» **THE PROBLEM**: Every line that includes the word "DESCRIPTIF" is to be listed.

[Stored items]
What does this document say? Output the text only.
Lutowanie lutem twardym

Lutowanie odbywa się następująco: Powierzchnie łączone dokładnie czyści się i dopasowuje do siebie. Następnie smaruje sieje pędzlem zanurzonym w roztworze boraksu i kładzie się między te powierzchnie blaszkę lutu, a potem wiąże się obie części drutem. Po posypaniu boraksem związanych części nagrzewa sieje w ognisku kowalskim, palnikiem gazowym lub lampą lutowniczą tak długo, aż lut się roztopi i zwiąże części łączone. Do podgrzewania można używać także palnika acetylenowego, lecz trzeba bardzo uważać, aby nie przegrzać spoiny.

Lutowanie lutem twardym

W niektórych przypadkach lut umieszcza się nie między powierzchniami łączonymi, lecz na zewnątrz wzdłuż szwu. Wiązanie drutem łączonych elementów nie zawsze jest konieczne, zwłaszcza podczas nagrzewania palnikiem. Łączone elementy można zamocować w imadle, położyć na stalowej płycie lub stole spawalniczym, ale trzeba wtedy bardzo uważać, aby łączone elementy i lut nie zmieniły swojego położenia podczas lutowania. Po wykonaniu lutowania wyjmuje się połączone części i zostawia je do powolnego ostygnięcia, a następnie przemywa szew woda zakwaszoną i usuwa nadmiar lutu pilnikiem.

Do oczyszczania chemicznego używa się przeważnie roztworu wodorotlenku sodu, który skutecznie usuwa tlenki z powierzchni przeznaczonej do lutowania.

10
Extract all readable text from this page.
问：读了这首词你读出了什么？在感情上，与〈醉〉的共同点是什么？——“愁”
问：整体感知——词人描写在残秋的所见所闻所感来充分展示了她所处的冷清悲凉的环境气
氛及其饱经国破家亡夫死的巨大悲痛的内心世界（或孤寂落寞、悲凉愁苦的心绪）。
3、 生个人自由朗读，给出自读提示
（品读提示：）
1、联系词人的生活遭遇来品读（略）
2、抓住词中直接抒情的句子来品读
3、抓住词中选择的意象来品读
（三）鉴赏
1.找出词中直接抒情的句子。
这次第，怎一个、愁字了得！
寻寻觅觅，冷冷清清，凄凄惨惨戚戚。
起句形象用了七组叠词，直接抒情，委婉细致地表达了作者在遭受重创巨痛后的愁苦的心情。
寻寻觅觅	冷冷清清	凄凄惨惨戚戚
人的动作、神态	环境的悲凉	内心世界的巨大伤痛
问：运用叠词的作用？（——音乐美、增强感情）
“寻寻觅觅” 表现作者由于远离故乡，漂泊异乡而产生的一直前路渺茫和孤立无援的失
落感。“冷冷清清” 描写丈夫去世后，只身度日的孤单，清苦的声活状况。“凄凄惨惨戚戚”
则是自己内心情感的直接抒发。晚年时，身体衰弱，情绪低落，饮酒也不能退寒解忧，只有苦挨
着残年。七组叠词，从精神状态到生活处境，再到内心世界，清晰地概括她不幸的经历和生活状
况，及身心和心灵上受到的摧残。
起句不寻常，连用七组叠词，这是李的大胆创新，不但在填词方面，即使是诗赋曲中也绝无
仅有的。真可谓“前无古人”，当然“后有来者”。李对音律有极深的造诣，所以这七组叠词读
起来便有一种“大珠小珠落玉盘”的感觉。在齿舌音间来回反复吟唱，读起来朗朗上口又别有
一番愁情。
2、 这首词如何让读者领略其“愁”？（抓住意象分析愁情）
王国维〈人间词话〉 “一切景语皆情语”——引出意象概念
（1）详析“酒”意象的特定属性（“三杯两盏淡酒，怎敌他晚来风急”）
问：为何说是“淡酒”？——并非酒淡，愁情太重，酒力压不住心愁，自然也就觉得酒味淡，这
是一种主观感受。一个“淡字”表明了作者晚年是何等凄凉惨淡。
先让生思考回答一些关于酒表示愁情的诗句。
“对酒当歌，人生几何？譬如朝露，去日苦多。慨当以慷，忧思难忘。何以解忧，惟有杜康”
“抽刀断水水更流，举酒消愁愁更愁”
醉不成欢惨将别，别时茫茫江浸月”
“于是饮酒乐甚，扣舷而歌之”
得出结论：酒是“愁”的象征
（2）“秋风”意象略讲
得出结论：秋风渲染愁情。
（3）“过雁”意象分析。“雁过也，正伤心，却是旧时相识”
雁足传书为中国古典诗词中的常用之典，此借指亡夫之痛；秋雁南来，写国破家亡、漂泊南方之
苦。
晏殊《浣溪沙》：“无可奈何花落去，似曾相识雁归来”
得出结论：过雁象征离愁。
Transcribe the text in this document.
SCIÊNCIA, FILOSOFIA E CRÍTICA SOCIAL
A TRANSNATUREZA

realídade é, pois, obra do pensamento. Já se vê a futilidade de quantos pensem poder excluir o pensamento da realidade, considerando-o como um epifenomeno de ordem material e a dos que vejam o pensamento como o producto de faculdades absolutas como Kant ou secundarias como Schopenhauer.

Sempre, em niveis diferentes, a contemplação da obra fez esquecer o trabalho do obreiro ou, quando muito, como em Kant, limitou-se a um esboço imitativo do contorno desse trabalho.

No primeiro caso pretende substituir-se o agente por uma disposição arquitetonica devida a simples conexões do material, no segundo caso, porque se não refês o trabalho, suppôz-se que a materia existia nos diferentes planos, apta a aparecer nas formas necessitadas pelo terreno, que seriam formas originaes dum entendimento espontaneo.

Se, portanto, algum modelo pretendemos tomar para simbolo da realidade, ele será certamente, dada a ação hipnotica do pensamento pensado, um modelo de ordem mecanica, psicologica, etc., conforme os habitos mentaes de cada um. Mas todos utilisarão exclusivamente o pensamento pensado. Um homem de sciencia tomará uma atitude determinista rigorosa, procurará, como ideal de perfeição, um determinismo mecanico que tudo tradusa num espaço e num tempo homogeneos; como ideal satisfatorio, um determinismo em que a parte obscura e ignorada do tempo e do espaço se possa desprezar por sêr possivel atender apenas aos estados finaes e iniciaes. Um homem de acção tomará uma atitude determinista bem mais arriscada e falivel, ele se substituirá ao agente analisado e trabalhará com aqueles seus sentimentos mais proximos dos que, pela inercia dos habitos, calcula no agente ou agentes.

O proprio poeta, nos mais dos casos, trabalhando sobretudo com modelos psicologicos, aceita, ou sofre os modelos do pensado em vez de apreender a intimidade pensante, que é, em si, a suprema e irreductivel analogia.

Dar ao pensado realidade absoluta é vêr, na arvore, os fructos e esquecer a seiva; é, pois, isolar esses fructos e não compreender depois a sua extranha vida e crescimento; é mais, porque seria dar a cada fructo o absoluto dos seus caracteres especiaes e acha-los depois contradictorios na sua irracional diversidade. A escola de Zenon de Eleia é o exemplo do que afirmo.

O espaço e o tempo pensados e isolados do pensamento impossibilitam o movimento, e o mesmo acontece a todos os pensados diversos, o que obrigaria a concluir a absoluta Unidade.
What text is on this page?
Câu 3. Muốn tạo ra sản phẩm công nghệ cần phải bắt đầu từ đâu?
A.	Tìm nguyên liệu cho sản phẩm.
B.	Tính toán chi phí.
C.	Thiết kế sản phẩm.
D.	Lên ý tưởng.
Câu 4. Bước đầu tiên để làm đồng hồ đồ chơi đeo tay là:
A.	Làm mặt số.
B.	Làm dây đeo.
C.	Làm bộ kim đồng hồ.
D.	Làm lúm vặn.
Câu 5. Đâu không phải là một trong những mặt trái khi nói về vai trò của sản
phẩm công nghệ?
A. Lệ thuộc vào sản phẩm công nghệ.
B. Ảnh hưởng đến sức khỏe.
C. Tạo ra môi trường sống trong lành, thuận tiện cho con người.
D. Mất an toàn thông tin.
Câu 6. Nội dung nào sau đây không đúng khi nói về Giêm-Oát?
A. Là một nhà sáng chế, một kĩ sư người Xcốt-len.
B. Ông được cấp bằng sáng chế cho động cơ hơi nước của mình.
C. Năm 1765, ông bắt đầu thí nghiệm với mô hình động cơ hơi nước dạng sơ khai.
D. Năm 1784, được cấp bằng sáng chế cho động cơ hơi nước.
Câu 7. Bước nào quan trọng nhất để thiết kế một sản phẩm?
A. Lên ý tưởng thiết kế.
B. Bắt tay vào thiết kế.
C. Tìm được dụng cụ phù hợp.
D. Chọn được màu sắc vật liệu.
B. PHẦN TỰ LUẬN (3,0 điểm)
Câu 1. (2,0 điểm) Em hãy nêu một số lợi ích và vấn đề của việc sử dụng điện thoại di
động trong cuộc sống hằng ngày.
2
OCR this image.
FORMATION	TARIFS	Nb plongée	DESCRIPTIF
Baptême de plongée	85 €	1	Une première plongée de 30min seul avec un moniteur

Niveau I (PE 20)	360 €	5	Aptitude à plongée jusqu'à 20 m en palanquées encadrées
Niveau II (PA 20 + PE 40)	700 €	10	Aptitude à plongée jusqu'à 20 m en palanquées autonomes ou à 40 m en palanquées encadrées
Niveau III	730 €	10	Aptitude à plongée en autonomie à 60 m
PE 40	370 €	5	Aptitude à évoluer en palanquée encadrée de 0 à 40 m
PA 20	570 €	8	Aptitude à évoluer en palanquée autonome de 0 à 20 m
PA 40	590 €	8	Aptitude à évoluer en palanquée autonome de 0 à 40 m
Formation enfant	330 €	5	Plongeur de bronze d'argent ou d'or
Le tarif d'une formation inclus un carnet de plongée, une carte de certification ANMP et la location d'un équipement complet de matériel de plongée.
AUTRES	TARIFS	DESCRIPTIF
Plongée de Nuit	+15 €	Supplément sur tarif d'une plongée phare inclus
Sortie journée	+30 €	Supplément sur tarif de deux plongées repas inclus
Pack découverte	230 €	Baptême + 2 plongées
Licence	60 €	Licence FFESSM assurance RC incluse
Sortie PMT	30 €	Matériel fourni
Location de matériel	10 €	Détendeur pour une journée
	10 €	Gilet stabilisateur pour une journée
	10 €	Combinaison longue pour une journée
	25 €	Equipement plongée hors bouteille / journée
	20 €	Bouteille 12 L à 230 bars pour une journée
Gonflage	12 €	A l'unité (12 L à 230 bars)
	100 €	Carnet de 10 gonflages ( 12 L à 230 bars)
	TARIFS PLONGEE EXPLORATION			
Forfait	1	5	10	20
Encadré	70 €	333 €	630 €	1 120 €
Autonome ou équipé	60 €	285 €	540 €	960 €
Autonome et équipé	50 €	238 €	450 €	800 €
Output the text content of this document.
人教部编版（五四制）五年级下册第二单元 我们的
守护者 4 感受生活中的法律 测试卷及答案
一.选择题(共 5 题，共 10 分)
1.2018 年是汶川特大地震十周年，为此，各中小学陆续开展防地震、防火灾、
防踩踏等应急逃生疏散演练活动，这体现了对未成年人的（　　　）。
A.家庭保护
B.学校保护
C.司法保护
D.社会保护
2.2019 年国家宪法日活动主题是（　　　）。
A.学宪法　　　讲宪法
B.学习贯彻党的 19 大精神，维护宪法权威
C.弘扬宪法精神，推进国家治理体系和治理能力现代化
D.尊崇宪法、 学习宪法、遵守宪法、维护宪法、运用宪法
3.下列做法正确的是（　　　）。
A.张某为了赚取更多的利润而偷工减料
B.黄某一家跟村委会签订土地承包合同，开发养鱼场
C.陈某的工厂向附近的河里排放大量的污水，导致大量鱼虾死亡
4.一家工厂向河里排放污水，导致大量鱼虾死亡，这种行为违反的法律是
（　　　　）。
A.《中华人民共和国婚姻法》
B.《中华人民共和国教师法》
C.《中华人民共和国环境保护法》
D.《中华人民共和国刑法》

» **ANSWER TO THE EXERCISE**:
FORMATION	TARIFS	Nb plongée	DESCRIPTIF
AUTRES	TARIFS	DESCRIPTIF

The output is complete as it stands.